Written exercise >>
Report each line of the data that has "تصاویر" somewhere in it.

** start **

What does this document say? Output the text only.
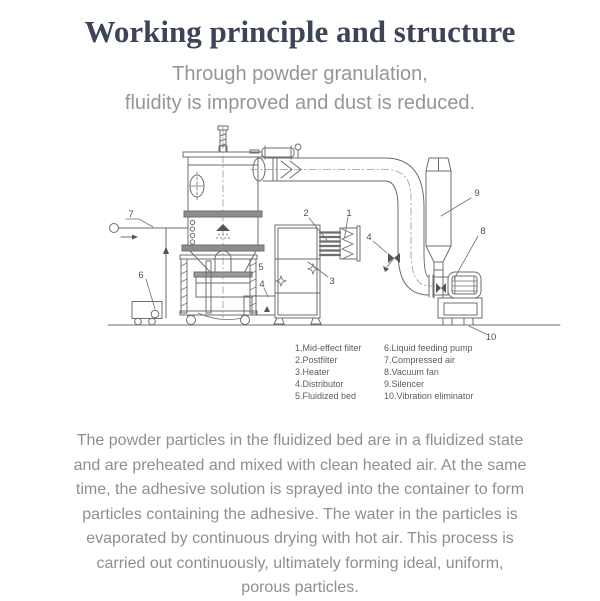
Working principle and structure
Through powder granulation,
fluidity is improved and dust is reduced.
1
2
3
4
4
5
6
7
8
9
10
1.Mid-effect filter
2.Postfilter
3.Heater
4.Distributor
5.Fluidized bed
6.Liquid feeding pump
7.Compressed air
8.Vacuum fan
9.Silencer
10.Vibration eliminator
The powder particles in the fluidized bed are in a fluidized state
and are preheated and mixed with clean heated air. At the same
time, the adhesive solution is sprayed into the container to form
particles containing the adhesive. The water in the particles is
evaporated by continuous drying with hot air. This process is
carried out continuously, ultimately forming ideal, uniform,
porous particles.
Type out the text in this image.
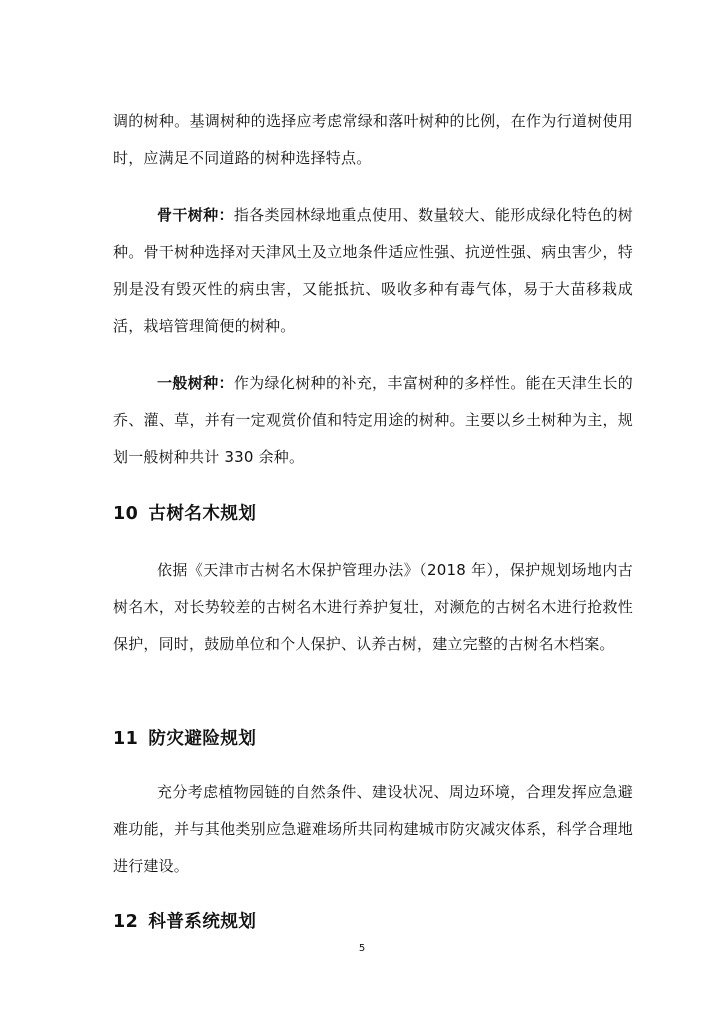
调的树种。基调树种的选择应考虑常绿和落叶树种的比例，在作为行道树使用时，应满足不同道路的树种选择特点。

骨干树种：指各类园林绿地重点使用、数量较大、能形成绿化特色的树种。骨干树种选择对天津风土及立地条件适应性强、抗逆性强、病虫害少，特别是没有毁灭性的病虫害，又能抵抗、吸收多种有毒气体，易于大苗移栽成活，栽培管理简便的树种。

一般树种：作为绿化树种的补充，丰富树种的多样性。能在天津生长的乔、灌、草，并有一定观赏价值和特定用途的树种。主要以乡土树种为主，规划一般树种共计 330 余种。

10 古树名木规划

依据《天津市古树名木保护管理办法》（2018 年），保护规划场地内古树名木，对长势较差的古树名木进行养护复壮，对濒危的古树名木进行抢救性保护，同时，鼓励单位和个人保护、认养古树，建立完整的古树名木档案。

11 防灾避险规划

充分考虑植物园链的自然条件、建设状况、周边环境，合理发挥应急避难功能，并与其他类别应急避难场所共同构建城市防灾减灾体系，科学合理地进行建设。

12 科普系统规划
5
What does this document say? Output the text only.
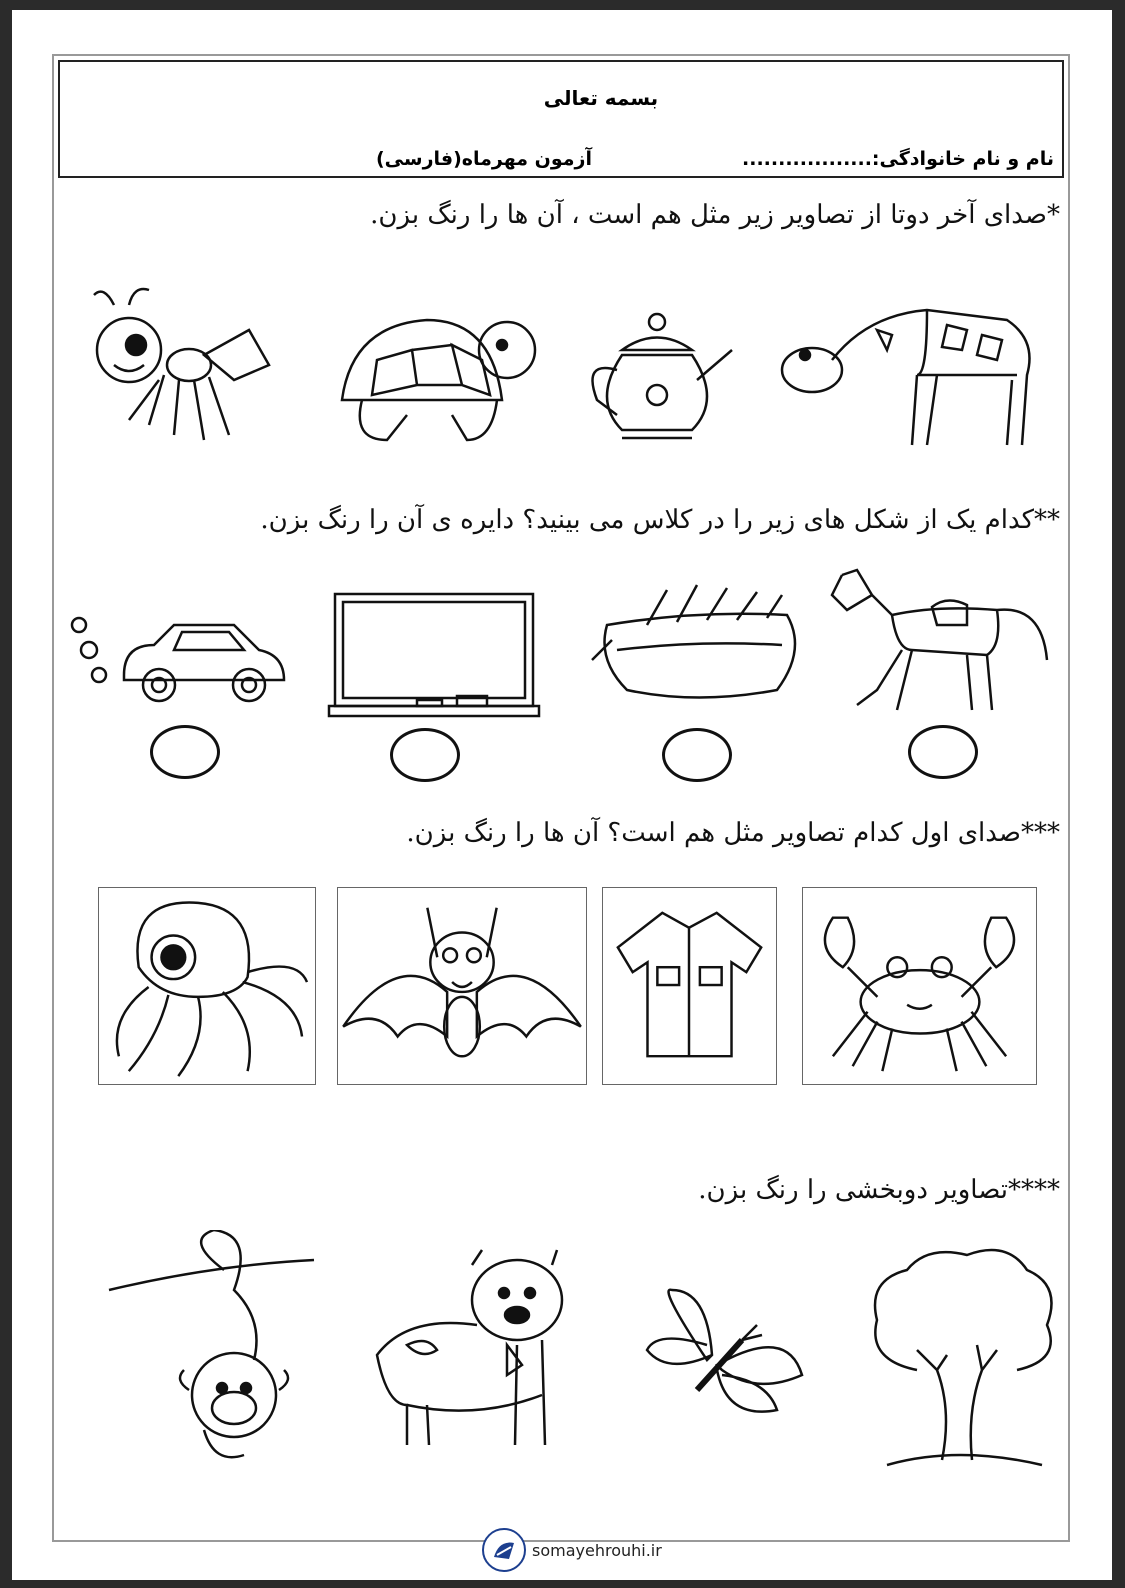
بسمه تعالی
نام و نام خانوادگی:..................
آزمون مهرماه(فارسی)
*صدای آخر دوتا از تصاویر زیر مثل هم است ، آن ها را رنگ بزن.
**کدام یک از شکل های زیر را در کلاس می بینید؟ دایره ی آن را رنگ بزن.
***صدای اول کدام تصاویر مثل هم است؟ آن ها را رنگ بزن.
****تصاویر دوبخشی را رنگ بزن.
somayehrouhi.ir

** end **

Answer for the task >>
*صدای آخر دوتا از تصاویر زیر مثل هم است ، آن ها را رنگ بزن.
***صدای اول کدام تصاویر مثل هم است؟ آن ها را رنگ بزن.
****تصاویر دوبخشی را رنگ بزن.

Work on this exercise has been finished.